Our concern, the member states would look into the matter to comply WHO guideline (7). But, problems are twofold; one is adulteration of herbal products with allopathic drugs; and the other is prescribing person.

Therefore, it would be a consideration if the herbal product is marketed as therapeutic agent; first it would need a scientific validation whether the products really have any positive effect to cure and reduce the severity of the disease. If yes, the next step would be clearance from the authority of drug control/administration, which would require a periodic monitoring by assessing the quality and efficacy. In fact, there are several effective herbal drugs would be used as a cost-efficient therapeutic product and we hope would be done only after scientific validation of the product like other allopathic pharmaceutical products.

Probably if we consider the one issue of scientific validation would control production of impure/adulterated herbal products (mix with allopathic drugs) and eventually could ensure the rational use of herbal products. That way we can restrict prescribing the herbal drugs only by a qualified physician/health-care provider including selling the approved product even over-the-counter. If it works, probably alternative medicine (herbal drugs) would have better position to cure and reduce the severity of certain diseases in cost-efficient approach to help millions in the world.
= = = = =
**PARTS OF THE EXERCISE:**
a – According to the passage on herbal drug regulation, what are the two problems it identifies?
b – Carry on the passage on herbal drug regulation from its final sentence.

Page layout parsing data
= = = = =
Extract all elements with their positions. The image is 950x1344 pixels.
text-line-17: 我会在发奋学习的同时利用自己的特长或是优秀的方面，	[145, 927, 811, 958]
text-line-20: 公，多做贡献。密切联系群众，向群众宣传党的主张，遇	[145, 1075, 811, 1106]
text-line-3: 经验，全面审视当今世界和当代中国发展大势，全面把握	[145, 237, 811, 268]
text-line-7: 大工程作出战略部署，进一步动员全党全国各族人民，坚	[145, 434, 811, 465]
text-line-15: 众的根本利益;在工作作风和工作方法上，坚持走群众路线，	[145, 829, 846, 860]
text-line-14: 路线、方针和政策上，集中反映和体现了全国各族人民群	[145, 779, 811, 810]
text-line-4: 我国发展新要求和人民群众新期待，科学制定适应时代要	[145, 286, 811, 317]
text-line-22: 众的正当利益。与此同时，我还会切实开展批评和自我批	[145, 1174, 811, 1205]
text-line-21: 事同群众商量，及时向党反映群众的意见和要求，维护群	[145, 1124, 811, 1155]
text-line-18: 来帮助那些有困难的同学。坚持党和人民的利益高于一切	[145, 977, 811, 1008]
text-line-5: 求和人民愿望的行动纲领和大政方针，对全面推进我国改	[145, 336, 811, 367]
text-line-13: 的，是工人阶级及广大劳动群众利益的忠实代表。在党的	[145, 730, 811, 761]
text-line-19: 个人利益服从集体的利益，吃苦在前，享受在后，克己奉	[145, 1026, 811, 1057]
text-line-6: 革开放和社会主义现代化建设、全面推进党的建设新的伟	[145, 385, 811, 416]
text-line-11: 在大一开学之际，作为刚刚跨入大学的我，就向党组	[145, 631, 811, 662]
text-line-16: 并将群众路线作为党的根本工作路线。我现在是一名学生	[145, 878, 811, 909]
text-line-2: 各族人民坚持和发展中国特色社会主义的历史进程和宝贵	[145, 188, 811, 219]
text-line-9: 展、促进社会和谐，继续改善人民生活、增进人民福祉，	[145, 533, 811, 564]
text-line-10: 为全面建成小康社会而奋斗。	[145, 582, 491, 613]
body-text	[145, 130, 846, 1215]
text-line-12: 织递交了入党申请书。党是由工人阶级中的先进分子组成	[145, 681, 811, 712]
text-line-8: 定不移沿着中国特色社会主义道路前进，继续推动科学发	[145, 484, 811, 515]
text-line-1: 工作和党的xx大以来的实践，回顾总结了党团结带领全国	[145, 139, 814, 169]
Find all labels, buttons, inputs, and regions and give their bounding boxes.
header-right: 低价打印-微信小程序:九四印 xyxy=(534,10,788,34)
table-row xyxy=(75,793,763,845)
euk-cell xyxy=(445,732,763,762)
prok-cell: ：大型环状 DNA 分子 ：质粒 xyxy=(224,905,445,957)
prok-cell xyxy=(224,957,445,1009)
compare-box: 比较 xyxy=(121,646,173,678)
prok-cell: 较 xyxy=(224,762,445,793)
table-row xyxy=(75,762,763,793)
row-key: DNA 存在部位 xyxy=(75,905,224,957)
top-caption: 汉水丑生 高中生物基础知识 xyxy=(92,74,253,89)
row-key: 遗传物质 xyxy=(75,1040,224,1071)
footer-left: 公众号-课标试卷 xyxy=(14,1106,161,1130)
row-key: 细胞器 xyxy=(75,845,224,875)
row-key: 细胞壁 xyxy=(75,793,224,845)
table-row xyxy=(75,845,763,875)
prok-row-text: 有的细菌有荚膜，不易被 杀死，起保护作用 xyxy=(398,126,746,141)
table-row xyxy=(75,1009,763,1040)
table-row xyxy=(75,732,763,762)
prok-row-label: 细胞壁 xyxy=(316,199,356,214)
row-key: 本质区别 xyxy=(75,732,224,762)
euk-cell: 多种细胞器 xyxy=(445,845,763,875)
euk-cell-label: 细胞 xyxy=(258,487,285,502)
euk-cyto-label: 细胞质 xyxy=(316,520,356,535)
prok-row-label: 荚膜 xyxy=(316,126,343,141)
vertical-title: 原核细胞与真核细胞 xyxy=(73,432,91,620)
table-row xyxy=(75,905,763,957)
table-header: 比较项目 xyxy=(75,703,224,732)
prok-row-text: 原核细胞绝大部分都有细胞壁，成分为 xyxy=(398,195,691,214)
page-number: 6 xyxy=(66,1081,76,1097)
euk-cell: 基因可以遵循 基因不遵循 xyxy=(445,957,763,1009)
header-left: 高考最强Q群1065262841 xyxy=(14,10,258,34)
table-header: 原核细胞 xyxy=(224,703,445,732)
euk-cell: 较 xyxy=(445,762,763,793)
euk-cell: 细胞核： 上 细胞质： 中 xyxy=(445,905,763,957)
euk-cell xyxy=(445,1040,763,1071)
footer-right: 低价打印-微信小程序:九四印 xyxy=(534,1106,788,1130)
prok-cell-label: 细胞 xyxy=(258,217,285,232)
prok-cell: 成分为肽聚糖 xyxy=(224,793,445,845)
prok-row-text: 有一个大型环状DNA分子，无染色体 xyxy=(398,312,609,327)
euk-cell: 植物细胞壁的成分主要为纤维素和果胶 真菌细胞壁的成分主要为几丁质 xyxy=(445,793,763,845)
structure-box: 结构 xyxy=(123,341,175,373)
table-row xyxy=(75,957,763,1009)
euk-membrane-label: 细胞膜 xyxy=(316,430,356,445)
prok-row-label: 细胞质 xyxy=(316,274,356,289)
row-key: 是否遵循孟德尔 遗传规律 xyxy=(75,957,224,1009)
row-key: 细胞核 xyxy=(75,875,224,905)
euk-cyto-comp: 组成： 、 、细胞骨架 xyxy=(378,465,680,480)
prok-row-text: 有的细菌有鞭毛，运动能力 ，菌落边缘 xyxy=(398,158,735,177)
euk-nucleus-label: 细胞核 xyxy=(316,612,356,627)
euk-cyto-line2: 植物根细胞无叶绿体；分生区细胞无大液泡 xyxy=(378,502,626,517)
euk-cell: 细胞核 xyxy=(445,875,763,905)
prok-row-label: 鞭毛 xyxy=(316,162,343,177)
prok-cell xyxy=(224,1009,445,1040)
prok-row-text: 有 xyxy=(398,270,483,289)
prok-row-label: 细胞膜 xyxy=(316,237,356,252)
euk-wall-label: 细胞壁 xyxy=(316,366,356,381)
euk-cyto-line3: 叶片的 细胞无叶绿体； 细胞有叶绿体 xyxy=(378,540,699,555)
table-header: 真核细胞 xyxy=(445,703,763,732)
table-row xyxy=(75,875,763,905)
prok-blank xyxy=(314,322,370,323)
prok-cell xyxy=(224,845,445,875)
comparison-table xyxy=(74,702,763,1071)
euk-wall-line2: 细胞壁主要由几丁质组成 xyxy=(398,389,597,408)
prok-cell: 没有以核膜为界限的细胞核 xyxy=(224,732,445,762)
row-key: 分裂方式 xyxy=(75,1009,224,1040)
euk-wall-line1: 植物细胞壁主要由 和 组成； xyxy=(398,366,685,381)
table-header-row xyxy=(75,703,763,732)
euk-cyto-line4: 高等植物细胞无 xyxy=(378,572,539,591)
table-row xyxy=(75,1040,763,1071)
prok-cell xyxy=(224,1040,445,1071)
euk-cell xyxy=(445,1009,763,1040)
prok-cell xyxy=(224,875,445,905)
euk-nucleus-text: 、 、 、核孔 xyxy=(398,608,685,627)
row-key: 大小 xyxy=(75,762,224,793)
= = = = =
**PER-TASK OUTPUTS:**
a – The adulteration of herbal products with allopathic drugs, and the prescribing person.

b –
Hope, WHO would help in reducing the expense of death and disability due to aberrations in the discipline of alternative medicine, eventually, a strong framework convention to control such problem is essentially needful from the organization.


  • Eisenberg DM, Kessler RC, Foster C, Norlock FE, Calkins DR, Delbanco TL. Unconventional medicine in the United States. Prevalence, costs, and patterns of use. N Engl J Med 1993;328:246-52.
  • The ephedras. Lawrence review of natural products. In: Drug facts and comparisons. St. Louis: Facts and Comparisons, 1995.
  • FDA warns against drug promotion of "herbal fen-phen." In: FDA Talk Paper. Rockville, Md.: Department of Health and Human Services, Food and Drug Administration, Nov. 6, 1997. Retrieved October 1998 from the World Wide Web: http://www.fda.gov/bbs/topics/ANSWERS/ANS00832.html.
  • The Bulletin of the World Health Organization, August 2004, 82 (8):635
  • C. R Choudhury. Traditional and complementary/alternative medicine: where does it stand? (a correspondence). National Medical Journal of India Vol 16. No 1, 2003 p 52.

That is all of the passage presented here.